### The request
Copy the data below exactly, from its first line through the line containing "glider-scatter-point [807, 108, 814, 116]", both included.

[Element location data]
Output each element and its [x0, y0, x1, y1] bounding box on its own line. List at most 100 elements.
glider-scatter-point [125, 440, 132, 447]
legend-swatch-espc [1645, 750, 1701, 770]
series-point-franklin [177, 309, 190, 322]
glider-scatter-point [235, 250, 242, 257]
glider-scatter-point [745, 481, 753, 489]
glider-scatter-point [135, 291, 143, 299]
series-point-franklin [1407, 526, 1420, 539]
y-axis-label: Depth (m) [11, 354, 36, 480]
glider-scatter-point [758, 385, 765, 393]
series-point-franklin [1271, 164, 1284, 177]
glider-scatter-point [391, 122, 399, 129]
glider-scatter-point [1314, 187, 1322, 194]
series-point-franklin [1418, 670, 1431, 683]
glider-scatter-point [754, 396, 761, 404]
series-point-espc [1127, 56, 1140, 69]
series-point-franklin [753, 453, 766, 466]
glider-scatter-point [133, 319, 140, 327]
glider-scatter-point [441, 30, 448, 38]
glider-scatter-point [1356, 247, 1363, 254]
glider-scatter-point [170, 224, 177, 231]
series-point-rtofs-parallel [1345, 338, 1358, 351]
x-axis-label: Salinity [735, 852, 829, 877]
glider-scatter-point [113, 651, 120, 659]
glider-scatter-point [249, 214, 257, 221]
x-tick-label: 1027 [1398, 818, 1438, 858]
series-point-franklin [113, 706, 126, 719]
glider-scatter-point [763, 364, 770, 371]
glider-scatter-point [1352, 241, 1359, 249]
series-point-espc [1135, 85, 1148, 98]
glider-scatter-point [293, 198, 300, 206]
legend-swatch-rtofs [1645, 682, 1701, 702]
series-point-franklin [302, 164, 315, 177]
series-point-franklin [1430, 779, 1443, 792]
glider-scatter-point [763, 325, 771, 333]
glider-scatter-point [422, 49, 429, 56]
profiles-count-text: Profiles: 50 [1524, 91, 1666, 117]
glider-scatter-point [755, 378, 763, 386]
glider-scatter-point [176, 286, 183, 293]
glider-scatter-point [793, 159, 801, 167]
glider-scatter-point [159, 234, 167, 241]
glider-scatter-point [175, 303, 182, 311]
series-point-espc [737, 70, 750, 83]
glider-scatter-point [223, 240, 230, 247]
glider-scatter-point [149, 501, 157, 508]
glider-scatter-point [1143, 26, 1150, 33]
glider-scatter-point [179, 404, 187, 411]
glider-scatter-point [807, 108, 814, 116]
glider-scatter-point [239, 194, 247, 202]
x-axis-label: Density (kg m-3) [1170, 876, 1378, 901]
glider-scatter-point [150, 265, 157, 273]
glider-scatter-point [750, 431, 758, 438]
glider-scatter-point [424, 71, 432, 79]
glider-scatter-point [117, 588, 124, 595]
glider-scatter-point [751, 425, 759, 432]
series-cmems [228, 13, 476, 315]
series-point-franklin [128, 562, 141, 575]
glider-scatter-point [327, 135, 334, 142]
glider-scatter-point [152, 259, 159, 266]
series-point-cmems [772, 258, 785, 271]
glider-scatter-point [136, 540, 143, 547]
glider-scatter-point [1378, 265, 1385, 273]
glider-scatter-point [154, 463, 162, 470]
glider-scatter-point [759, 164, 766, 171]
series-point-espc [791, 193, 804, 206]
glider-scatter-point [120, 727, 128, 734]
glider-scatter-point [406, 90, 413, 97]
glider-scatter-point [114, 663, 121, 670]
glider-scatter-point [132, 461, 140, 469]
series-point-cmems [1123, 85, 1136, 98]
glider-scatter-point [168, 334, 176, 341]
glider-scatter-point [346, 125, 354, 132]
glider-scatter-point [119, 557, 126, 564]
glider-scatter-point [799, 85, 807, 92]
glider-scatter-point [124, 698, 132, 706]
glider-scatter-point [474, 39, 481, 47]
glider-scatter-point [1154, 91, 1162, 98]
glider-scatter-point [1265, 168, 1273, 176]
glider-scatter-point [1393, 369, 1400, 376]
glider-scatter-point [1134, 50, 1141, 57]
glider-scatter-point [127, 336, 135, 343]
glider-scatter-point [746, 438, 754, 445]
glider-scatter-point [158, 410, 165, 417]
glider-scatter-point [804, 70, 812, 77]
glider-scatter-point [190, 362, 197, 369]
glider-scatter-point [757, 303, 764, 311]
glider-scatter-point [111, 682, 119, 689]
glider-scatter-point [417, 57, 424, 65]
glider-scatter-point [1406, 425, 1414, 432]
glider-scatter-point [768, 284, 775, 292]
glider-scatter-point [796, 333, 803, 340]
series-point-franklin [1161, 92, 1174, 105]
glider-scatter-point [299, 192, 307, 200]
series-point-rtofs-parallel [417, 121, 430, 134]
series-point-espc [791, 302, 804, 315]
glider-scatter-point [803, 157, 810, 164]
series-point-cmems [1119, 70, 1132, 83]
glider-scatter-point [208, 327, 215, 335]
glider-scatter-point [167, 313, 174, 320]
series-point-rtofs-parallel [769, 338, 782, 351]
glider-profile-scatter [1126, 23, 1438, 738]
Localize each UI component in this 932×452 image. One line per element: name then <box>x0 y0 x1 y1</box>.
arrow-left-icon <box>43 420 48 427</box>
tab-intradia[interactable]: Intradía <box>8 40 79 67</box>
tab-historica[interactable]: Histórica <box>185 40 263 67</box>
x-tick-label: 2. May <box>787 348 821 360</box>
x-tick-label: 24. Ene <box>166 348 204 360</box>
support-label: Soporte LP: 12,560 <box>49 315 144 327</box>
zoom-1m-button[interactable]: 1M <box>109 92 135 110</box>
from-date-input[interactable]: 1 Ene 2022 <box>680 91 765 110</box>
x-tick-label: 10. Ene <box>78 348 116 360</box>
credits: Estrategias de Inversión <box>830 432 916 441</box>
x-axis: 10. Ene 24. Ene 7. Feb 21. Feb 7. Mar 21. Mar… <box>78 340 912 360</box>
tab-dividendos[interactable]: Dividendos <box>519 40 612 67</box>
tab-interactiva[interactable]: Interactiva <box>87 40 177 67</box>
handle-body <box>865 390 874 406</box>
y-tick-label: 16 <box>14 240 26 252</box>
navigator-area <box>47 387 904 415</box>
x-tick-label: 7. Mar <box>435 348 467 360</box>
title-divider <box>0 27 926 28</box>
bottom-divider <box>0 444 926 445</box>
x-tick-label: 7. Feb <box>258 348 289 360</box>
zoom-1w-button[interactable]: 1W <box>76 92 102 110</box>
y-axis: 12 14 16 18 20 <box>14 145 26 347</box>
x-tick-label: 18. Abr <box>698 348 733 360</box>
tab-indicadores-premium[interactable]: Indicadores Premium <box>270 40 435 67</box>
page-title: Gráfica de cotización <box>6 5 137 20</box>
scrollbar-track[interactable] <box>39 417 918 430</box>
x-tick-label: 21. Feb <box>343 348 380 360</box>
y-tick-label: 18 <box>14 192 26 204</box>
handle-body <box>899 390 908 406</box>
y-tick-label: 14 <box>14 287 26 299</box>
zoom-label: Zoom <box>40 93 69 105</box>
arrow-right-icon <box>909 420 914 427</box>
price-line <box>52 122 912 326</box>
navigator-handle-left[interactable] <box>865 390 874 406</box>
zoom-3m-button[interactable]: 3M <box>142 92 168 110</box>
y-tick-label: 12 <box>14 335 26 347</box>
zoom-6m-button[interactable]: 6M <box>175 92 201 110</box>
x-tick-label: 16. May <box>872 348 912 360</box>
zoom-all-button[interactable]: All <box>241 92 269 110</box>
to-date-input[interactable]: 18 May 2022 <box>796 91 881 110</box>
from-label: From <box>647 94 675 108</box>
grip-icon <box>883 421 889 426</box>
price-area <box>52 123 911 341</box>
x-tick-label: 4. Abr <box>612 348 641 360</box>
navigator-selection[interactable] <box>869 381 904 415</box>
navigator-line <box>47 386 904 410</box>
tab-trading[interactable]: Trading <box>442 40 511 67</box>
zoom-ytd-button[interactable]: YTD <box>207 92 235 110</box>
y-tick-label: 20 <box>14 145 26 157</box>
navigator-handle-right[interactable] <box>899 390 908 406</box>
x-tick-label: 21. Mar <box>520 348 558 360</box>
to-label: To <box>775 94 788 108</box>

### Final answer
Output each element and its [x0, y0, x1, y1] bounding box on its own line. List at most 100 elements.
glider-scatter-point [125, 440, 132, 447]
legend-swatch-espc [1645, 750, 1701, 770]
series-point-franklin [177, 309, 190, 322]
glider-scatter-point [235, 250, 242, 257]
glider-scatter-point [745, 481, 753, 489]
glider-scatter-point [135, 291, 143, 299]
series-point-franklin [1407, 526, 1420, 539]
y-axis-label: Depth (m) [11, 354, 36, 480]
glider-scatter-point [758, 385, 765, 393]
series-point-franklin [1271, 164, 1284, 177]
glider-scatter-point [391, 122, 399, 129]
glider-scatter-point [1314, 187, 1322, 194]
series-point-franklin [1418, 670, 1431, 683]
glider-scatter-point [754, 396, 761, 404]
series-point-espc [1127, 56, 1140, 69]
series-point-franklin [753, 453, 766, 466]
glider-scatter-point [133, 319, 140, 327]
glider-scatter-point [441, 30, 448, 38]
glider-scatter-point [1356, 247, 1363, 254]
glider-scatter-point [170, 224, 177, 231]
series-point-rtofs-parallel [1345, 338, 1358, 351]
x-axis-label: Salinity [735, 852, 829, 877]
glider-scatter-point [113, 651, 120, 659]
glider-scatter-point [249, 214, 257, 221]
x-tick-label: 1027 [1398, 818, 1438, 858]
series-point-franklin [113, 706, 126, 719]
glider-scatter-point [763, 364, 770, 371]
glider-scatter-point [1352, 241, 1359, 249]
series-point-espc [1135, 85, 1148, 98]
glider-scatter-point [293, 198, 300, 206]
legend-swatch-rtofs [1645, 682, 1701, 702]
series-point-franklin [302, 164, 315, 177]
series-point-franklin [1430, 779, 1443, 792]
glider-scatter-point [763, 325, 771, 333]
glider-scatter-point [422, 49, 429, 56]
profiles-count-text: Profiles: 50 [1524, 91, 1666, 117]
glider-scatter-point [755, 378, 763, 386]
glider-scatter-point [176, 286, 183, 293]
glider-scatter-point [793, 159, 801, 167]
glider-scatter-point [159, 234, 167, 241]
glider-scatter-point [175, 303, 182, 311]
series-point-espc [737, 70, 750, 83]
glider-scatter-point [223, 240, 230, 247]
glider-scatter-point [149, 501, 157, 508]
glider-scatter-point [1143, 26, 1150, 33]
glider-scatter-point [179, 404, 187, 411]
glider-scatter-point [807, 108, 814, 116]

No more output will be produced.